**TASK STATEMENT:** From the entries below, copy every line holding the word "zadním".

[Stored entries]
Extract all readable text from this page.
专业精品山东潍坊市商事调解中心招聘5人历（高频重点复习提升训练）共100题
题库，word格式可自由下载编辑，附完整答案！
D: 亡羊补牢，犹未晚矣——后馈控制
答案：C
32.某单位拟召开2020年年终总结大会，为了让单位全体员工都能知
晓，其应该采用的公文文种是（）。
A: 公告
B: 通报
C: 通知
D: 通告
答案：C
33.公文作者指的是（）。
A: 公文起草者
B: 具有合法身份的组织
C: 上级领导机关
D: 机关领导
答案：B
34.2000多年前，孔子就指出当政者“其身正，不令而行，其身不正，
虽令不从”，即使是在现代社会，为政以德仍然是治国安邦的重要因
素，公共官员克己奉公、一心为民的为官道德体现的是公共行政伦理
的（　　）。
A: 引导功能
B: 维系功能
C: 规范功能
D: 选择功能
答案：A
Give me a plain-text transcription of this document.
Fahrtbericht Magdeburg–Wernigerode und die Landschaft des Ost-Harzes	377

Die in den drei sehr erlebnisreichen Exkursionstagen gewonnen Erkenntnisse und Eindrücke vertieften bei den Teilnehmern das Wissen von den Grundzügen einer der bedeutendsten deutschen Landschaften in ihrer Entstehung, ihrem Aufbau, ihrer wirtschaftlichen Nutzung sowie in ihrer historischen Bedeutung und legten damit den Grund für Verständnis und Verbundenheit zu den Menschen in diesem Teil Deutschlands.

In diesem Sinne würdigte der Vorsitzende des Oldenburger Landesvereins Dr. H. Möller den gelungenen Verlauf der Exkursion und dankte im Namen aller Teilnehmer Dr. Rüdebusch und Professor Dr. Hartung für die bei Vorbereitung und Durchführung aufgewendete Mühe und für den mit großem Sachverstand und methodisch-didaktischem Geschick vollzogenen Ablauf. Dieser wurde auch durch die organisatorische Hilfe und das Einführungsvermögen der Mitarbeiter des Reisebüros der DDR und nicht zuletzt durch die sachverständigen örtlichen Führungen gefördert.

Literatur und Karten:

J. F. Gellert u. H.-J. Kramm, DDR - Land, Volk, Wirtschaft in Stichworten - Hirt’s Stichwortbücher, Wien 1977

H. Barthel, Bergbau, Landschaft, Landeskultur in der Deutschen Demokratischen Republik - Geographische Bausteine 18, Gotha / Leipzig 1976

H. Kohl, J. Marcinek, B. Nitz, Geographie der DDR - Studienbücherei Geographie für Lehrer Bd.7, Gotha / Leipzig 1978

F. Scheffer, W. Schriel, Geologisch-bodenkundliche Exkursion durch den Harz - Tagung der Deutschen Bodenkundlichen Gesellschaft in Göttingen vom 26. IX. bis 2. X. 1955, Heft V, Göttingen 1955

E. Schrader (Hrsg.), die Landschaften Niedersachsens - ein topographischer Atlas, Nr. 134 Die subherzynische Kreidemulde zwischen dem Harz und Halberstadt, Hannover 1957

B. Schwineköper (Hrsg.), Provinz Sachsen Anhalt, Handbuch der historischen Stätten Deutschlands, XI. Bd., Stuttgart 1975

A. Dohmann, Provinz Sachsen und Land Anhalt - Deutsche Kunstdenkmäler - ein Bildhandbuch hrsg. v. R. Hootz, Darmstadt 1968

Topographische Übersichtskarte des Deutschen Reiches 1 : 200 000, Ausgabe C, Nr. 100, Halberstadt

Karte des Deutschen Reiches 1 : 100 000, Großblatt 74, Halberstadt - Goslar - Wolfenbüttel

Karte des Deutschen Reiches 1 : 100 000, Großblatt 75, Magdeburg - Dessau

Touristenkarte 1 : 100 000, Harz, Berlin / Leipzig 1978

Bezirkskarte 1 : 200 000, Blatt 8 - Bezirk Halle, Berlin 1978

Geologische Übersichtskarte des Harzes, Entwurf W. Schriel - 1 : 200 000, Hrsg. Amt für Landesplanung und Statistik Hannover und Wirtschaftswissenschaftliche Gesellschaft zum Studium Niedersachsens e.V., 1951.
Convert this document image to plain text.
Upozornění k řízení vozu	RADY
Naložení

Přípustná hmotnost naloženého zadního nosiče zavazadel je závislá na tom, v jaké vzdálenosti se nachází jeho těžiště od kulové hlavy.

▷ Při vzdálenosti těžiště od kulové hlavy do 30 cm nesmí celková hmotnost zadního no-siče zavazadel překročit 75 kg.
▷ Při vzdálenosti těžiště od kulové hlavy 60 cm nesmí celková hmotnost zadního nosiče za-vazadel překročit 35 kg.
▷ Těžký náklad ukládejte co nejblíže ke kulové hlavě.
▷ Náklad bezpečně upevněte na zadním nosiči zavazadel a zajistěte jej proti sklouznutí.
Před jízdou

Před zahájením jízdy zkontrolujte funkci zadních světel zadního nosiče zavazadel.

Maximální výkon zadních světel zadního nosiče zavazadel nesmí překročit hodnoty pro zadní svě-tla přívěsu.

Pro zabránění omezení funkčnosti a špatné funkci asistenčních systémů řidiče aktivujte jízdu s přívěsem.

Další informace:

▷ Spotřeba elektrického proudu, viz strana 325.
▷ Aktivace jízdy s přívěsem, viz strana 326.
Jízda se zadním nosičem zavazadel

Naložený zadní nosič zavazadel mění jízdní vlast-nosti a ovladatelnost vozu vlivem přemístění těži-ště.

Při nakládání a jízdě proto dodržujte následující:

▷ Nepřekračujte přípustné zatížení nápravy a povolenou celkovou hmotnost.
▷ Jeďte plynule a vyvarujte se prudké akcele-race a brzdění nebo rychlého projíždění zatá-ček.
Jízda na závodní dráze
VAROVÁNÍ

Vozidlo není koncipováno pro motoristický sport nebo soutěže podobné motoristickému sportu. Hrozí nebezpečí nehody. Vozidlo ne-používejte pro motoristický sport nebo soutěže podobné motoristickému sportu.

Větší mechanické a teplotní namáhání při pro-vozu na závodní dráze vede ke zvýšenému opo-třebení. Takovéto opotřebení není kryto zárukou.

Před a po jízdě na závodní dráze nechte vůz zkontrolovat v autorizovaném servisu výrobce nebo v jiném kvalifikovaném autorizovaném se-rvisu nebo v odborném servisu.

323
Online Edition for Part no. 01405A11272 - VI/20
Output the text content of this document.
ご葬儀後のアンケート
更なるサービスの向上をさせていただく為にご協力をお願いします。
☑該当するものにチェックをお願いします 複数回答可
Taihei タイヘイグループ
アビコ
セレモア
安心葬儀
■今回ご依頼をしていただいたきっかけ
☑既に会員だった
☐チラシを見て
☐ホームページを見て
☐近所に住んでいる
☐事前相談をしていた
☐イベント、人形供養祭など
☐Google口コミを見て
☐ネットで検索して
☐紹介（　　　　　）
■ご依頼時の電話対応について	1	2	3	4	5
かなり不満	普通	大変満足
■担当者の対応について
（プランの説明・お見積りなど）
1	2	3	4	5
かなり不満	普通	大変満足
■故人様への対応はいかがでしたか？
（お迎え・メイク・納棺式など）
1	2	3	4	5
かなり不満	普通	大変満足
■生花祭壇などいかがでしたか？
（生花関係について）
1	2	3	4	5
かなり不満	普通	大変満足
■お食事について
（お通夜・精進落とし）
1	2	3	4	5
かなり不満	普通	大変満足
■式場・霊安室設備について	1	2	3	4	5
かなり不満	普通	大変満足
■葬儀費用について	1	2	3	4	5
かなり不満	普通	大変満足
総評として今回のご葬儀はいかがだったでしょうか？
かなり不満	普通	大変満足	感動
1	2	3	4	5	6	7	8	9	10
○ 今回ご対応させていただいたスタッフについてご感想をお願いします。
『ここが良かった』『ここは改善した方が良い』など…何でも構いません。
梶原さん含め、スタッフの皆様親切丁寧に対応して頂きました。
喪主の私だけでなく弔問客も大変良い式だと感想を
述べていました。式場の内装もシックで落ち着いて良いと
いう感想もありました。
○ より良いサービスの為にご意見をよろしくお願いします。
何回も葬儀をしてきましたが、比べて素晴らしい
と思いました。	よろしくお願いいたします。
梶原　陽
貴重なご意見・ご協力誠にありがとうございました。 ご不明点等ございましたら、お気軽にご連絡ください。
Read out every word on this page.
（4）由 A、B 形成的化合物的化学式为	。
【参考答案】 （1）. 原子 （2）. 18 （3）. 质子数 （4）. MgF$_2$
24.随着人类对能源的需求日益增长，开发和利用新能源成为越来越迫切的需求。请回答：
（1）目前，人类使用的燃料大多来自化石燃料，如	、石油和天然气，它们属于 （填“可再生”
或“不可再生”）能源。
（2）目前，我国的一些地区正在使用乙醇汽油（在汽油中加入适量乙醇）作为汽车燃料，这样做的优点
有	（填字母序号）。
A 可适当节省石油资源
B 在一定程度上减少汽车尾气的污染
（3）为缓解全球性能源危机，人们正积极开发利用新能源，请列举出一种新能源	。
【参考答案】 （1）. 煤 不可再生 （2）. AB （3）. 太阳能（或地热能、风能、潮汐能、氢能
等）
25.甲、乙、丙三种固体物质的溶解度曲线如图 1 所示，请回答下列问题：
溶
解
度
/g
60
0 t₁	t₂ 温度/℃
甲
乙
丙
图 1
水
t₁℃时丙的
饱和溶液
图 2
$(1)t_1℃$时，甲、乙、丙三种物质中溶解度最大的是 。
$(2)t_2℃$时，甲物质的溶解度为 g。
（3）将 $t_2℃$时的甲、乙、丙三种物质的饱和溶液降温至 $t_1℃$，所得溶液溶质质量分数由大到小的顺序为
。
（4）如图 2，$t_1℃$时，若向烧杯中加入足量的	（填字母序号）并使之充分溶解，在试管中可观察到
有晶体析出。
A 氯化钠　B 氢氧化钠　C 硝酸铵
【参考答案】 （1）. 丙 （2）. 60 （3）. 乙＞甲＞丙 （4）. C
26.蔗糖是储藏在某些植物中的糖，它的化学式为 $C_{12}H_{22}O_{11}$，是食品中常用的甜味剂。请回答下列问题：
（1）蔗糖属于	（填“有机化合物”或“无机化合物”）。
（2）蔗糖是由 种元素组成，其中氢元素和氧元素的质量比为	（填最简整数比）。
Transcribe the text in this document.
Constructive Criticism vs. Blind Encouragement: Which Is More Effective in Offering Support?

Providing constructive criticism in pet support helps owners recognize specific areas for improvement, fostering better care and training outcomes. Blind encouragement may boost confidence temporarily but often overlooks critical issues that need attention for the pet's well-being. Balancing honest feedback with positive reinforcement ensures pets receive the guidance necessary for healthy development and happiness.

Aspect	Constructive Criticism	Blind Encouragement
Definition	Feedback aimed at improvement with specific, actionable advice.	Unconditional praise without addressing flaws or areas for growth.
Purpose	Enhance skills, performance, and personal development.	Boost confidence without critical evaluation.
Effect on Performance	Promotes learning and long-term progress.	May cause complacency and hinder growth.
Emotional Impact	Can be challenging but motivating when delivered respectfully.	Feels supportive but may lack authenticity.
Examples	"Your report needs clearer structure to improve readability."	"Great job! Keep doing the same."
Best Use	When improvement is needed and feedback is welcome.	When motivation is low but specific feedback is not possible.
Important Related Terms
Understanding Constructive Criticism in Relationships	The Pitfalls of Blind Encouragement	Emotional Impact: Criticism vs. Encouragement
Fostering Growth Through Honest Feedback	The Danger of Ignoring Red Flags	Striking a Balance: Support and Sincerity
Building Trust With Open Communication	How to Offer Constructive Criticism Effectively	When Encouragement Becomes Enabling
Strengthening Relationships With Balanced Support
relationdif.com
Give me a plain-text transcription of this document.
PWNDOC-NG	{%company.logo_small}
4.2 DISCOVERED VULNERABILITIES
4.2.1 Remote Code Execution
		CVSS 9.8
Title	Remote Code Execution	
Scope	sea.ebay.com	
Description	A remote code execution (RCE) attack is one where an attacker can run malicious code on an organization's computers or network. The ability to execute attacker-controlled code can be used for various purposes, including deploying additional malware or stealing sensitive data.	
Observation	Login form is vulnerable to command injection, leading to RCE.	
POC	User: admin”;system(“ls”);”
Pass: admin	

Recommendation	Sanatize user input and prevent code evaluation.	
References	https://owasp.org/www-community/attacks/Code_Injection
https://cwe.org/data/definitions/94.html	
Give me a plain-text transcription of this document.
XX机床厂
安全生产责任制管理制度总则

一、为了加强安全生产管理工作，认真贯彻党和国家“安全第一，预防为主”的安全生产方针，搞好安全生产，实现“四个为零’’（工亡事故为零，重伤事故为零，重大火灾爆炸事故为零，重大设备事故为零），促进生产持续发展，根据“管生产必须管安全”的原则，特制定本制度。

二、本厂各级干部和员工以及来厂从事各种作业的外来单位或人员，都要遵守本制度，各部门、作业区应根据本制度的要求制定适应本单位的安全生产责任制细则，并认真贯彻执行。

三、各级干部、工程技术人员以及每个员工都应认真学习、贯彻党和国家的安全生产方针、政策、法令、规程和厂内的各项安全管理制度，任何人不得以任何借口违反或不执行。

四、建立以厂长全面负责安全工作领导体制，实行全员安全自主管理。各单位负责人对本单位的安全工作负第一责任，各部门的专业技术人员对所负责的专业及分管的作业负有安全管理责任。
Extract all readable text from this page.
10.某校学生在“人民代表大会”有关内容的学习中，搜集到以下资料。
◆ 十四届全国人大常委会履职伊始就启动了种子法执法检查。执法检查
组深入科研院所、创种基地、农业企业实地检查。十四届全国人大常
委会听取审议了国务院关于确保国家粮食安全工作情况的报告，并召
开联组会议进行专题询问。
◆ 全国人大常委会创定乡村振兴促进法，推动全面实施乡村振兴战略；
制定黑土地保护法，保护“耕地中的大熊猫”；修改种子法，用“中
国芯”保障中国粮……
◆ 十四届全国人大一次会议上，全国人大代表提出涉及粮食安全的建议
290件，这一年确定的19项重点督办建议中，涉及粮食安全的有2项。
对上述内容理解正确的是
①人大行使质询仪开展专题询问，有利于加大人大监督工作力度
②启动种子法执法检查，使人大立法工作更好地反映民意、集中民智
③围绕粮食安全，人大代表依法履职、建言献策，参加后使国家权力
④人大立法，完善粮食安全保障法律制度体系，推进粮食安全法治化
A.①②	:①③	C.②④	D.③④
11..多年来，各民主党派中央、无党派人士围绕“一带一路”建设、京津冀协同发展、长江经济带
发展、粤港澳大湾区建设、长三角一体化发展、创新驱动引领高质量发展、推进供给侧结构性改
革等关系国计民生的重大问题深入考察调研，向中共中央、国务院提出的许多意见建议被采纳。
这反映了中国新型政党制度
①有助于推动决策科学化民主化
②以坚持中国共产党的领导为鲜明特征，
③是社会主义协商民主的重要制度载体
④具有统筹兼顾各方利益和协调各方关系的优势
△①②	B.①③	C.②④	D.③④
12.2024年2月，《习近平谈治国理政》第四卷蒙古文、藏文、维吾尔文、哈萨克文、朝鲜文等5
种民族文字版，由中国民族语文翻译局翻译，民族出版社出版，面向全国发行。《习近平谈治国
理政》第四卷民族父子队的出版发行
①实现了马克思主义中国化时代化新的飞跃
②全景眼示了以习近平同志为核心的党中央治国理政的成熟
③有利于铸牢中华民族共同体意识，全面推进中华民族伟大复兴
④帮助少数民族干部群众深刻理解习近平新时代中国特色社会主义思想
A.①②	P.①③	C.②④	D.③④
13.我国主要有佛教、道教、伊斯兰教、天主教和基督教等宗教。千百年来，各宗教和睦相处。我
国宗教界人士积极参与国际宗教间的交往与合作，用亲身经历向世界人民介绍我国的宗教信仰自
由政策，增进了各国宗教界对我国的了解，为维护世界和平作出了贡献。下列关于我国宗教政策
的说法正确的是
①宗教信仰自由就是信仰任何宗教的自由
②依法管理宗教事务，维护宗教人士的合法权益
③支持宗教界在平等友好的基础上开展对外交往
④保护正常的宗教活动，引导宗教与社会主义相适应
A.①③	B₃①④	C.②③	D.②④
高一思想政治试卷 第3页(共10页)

**EXERCISE SOLUTION:**
▷ Náklad bezpečně upevněte na zadním nosiči zavazadel a zajistěte jej proti sklouznutí.
Jízda se zadním nosičem zavazadel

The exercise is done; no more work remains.